+++ RECORDS FOR THIS EXERCISE

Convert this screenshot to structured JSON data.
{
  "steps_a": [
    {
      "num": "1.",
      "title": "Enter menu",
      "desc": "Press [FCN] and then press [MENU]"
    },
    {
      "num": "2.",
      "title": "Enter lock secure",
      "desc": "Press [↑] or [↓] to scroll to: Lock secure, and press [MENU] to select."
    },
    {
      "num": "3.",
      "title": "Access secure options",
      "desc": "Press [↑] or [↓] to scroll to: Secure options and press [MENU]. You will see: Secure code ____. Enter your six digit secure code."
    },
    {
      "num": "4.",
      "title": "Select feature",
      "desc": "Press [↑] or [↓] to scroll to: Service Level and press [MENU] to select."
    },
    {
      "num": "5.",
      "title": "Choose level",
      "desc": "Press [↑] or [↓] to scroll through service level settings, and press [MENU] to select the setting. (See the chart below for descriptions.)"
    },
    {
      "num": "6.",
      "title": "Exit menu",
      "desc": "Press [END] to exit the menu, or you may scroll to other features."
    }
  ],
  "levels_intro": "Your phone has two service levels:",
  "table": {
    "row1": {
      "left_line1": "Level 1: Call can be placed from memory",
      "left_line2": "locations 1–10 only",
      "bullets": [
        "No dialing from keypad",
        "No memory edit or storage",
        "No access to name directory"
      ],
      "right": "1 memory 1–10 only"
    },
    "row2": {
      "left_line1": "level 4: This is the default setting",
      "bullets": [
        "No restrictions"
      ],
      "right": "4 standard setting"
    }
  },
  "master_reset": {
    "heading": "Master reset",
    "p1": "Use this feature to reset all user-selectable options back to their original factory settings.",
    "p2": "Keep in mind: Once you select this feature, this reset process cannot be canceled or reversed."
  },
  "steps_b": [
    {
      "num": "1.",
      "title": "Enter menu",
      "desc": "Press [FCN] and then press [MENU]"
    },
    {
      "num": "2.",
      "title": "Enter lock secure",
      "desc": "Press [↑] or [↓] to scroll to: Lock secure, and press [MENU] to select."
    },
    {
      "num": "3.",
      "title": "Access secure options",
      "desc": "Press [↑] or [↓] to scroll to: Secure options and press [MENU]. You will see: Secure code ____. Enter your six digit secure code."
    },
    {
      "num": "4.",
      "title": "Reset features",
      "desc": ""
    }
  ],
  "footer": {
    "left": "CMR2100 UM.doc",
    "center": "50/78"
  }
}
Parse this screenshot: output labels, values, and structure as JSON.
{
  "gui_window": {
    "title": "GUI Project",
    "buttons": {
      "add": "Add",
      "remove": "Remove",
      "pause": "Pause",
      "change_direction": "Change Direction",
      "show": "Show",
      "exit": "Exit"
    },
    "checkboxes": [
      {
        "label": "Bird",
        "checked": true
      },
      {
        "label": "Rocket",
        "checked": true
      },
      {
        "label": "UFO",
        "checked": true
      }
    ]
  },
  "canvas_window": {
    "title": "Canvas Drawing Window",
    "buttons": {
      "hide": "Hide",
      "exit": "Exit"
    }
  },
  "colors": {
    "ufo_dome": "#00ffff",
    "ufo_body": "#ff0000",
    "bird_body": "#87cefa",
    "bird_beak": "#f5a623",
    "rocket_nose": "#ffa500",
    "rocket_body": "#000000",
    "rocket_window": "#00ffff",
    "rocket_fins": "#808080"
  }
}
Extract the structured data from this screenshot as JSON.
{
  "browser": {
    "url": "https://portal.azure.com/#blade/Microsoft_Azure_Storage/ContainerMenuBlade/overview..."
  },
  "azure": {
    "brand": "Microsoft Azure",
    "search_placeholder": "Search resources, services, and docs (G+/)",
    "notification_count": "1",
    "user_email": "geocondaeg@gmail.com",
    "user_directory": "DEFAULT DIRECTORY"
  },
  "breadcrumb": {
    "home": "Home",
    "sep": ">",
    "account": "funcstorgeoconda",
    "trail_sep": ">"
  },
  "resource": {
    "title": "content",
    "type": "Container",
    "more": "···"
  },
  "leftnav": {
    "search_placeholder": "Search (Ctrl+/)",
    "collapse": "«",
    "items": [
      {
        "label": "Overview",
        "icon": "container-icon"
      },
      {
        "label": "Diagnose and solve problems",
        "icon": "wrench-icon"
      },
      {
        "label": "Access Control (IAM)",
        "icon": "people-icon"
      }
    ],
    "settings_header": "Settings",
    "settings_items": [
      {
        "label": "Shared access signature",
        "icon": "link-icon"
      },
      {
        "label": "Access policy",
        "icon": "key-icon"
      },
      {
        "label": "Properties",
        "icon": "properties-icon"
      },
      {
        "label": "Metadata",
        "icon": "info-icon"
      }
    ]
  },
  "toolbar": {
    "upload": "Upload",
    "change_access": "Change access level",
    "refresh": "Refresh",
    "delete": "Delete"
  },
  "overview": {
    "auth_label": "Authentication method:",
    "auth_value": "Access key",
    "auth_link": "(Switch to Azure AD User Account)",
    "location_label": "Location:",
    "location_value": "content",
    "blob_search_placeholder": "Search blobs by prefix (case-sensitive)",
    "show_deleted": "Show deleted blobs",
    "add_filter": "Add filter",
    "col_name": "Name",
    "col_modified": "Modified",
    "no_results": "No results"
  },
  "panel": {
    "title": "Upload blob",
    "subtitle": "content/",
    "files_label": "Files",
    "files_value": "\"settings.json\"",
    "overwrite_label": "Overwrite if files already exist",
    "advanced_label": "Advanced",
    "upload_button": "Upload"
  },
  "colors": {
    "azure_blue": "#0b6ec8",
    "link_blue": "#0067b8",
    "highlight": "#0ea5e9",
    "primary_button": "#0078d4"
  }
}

++++++

WHAT YOU NEED TO DO: Write out every line of the material again, exactly as it reads.

SOLVED EXERCISE:
Convert this screenshot to structured JSON data.
{
  "steps_a": [
    {
      "num": "1.",
      "title": "Enter menu",
      "desc": "Press [FCN] and then press [MENU]"
    },
    {
      "num": "2.",
      "title": "Enter lock secure",
      "desc": "Press [↑] or [↓] to scroll to: Lock secure, and press [MENU] to select."
    },
    {
      "num": "3.",
      "title": "Access secure options",
      "desc": "Press [↑] or [↓] to scroll to: Secure options and press [MENU]. You will see: Secure code ____. Enter your six digit secure code."
    },
    {
      "num": "4.",
      "title": "Select feature",
      "desc": "Press [↑] or [↓] to scroll to: Service Level and press [MENU] to select."
    },
    {
      "num": "5.",
      "title": "Choose level",
      "desc": "Press [↑] or [↓] to scroll through service level settings, and press [MENU] to select the setting. (See the chart below for descriptions.)"
    },
    {
      "num": "6.",
      "title": "Exit menu",
      "desc": "Press [END] to exit the menu, or you may scroll to other features."
    }
  ],
  "levels_intro": "Your phone has two service levels:",
  "table": {
    "row1": {
      "left_line1": "Level 1: Call can be placed from memory",
      "left_line2": "locations 1–10 only",
      "bullets": [
        "No dialing from keypad",
        "No memory edit or storage",
        "No access to name directory"
      ],
      "right": "1 memory 1–10 only"
    },
    "row2": {
      "left_line1": "level 4: This is the default setting",
      "bullets": [
        "No restrictions"
      ],
      "right": "4 standard setting"
    }
  },
  "master_reset": {
    "heading": "Master reset",
    "p1": "Use this feature to reset all user-selectable options back to their original factory settings.",
    "p2": "Keep in mind: Once you select this feature, this reset process cannot be canceled or reversed."
  },
  "steps_b": [
    {
      "num": "1.",
      "title": "Enter menu",
      "desc": "Press [FCN] and then press [MENU]"
    },
    {
      "num": "2.",
      "title": "Enter lock secure",
      "desc": "Press [↑] or [↓] to scroll to: Lock secure, and press [MENU] to select."
    },
    {
      "num": "3.",
      "title": "Access secure options",
      "desc": "Press [↑] or [↓] to scroll to: Secure options and press [MENU]. You will see: Secure code ____. Enter your six digit secure code."
    },
    {
      "num": "4.",
      "title": "Reset features",
      "desc": ""
    }
  ],
  "footer": {
    "left": "CMR2100 UM.doc",
    "center": "50/78"
  }
}
Parse this screenshot: output labels, values, and structure as JSON.
{
  "gui_window": {
    "title": "GUI Project",
    "buttons": {
      "add": "Add",
      "remove": "Remove",
      "pause": "Pause",
      "change_direction": "Change Direction",
      "show": "Show",
      "exit": "Exit"
    },
    "checkboxes": [
      {
        "label": "Bird",
        "checked": true
      },
      {
        "label": "Rocket",
        "checked": true
      },
      {
        "label": "UFO",
        "checked": true
      }
    ]
  },
  "canvas_window": {
    "title": "Canvas Drawing Window",
    "buttons": {
      "hide": "Hide",
      "exit": "Exit"
    }
  },
  "colors": {
    "ufo_dome": "#00ffff",
    "ufo_body": "#ff0000",
    "bird_body": "#87cefa",
    "bird_beak": "#f5a623",
    "rocket_nose": "#ffa500",
    "rocket_body": "#000000",
    "rocket_window": "#00ffff",
    "rocket_fins": "#808080"
  }
}
Extract the structured data from this screenshot as JSON.
{
  "browser": {
    "url": "https://portal.azure.com/#blade/Microsoft_Azure_Storage/ContainerMenuBlade/overview..."
  },
  "azure": {
    "brand": "Microsoft Azure",
    "search_placeholder": "Search resources, services, and docs (G+/)",
    "notification_count": "1",
    "user_email": "geocondaeg@gmail.com",
    "user_directory": "DEFAULT DIRECTORY"
  },
  "breadcrumb": {
    "home": "Home",
    "sep": ">",
    "account": "funcstorgeoconda",
    "trail_sep": ">"
  },
  "resource": {
    "title": "content",
    "type": "Container",
    "more": "···"
  },
  "leftnav": {
    "search_placeholder": "Search (Ctrl+/)",
    "collapse": "«",
    "items": [
      {
        "label": "Overview",
        "icon": "container-icon"
      },
      {
        "label": "Diagnose and solve problems",
        "icon": "wrench-icon"
      },
      {
        "label": "Access Control (IAM)",
        "icon": "people-icon"
      }
    ],
    "settings_header": "Settings",
    "settings_items": [
      {
        "label": "Shared access signature",
        "icon": "link-icon"
      },
      {
        "label": "Access policy",
        "icon": "key-icon"
      },
      {
        "label": "Properties",
        "icon": "properties-icon"
      },
      {
        "label": "Metadata",
        "icon": "info-icon"
      }
    ]
  },
  "toolbar": {
    "upload": "Upload",
    "change_access": "Change access level",
    "refresh": "Refresh",
    "delete": "Delete"
  },
  "overview": {
    "auth_label": "Authentication method:",
    "auth_value": "Access key",
    "auth_link": "(Switch to Azure AD User Account)",
    "location_label": "Location:",
    "location_value": "content",
    "blob_search_placeholder": "Search blobs by prefix (case-sensitive)",
    "show_deleted": "Show deleted blobs",
    "add_filter": "Add filter",
    "col_name": "Name",
    "col_modified": "Modified",
    "no_results": "No results"
  },
  "panel": {
    "title": "Upload blob",
    "subtitle": "content/",
    "files_label": "Files",
    "files_value": "\"settings.json\"",
    "overwrite_label": "Overwrite if files already exist",
    "advanced_label": "Advanced",
    "upload_button": "Upload"
  },
  "colors": {
    "azure_blue": "#0b6ec8",
    "link_blue": "#0067b8",
    "highlight": "#0ea5e9",
    "primary_button": "#0078d4"
  }
}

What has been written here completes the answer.